Objective :: What follows is a set of records; repeat all of them exactly.

****

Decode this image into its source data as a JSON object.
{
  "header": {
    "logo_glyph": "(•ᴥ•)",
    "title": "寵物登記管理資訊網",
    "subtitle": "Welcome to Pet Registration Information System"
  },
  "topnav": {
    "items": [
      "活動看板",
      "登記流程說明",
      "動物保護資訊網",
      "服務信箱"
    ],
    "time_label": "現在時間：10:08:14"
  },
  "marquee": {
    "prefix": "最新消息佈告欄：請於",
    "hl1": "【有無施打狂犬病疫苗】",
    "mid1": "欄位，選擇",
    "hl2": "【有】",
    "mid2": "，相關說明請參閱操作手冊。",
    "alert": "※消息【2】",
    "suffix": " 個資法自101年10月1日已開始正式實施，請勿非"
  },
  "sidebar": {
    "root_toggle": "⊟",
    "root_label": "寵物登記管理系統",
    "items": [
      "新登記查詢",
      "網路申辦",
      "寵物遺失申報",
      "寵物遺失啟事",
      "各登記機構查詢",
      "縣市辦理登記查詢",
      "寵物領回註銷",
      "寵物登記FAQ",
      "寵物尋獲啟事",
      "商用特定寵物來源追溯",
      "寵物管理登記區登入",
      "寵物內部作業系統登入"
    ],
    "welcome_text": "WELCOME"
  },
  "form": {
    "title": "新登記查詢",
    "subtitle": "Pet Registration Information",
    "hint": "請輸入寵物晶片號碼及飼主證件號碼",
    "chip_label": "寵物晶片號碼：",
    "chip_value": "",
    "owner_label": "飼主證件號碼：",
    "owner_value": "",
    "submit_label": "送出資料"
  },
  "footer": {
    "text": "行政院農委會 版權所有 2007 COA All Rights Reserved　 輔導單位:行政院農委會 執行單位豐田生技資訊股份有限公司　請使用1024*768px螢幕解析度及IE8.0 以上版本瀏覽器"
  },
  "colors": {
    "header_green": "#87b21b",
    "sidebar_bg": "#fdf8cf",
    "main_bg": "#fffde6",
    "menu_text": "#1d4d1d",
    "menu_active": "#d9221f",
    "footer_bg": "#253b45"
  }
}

****

Completed exercise ::
Decode this image into its source data as a JSON object.
{
  "header": {
    "logo_glyph": "(•ᴥ•)",
    "title": "寵物登記管理資訊網",
    "subtitle": "Welcome to Pet Registration Information System"
  },
  "topnav": {
    "items": [
      "活動看板",
      "登記流程說明",
      "動物保護資訊網",
      "服務信箱"
    ],
    "time_label": "現在時間：10:08:14"
  },
  "marquee": {
    "prefix": "最新消息佈告欄：請於",
    "hl1": "【有無施打狂犬病疫苗】",
    "mid1": "欄位，選擇",
    "hl2": "【有】",
    "mid2": "，相關說明請參閱操作手冊。",
    "alert": "※消息【2】",
    "suffix": " 個資法自101年10月1日已開始正式實施，請勿非"
  },
  "sidebar": {
    "root_toggle": "⊟",
    "root_label": "寵物登記管理系統",
    "items": [
      "新登記查詢",
      "網路申辦",
      "寵物遺失申報",
      "寵物遺失啟事",
      "各登記機構查詢",
      "縣市辦理登記查詢",
      "寵物領回註銷",
      "寵物登記FAQ",
      "寵物尋獲啟事",
      "商用特定寵物來源追溯",
      "寵物管理登記區登入",
      "寵物內部作業系統登入"
    ],
    "welcome_text": "WELCOME"
  },
  "form": {
    "title": "新登記查詢",
    "subtitle": "Pet Registration Information",
    "hint": "請輸入寵物晶片號碼及飼主證件號碼",
    "chip_label": "寵物晶片號碼：",
    "chip_value": "",
    "owner_label": "飼主證件號碼：",
    "owner_value": "",
    "submit_label": "送出資料"
  },
  "footer": {
    "text": "行政院農委會 版權所有 2007 COA All Rights Reserved　 輔導單位:行政院農委會 執行單位豐田生技資訊股份有限公司　請使用1024*768px螢幕解析度及IE8.0 以上版本瀏覽器"
  },
  "colors": {
    "header_green": "#87b21b",
    "sidebar_bg": "#fdf8cf",
    "main_bg": "#fffde6",
    "menu_text": "#1d4d1d",
    "menu_active": "#d9221f",
    "footer_bg": "#253b45"
  }
}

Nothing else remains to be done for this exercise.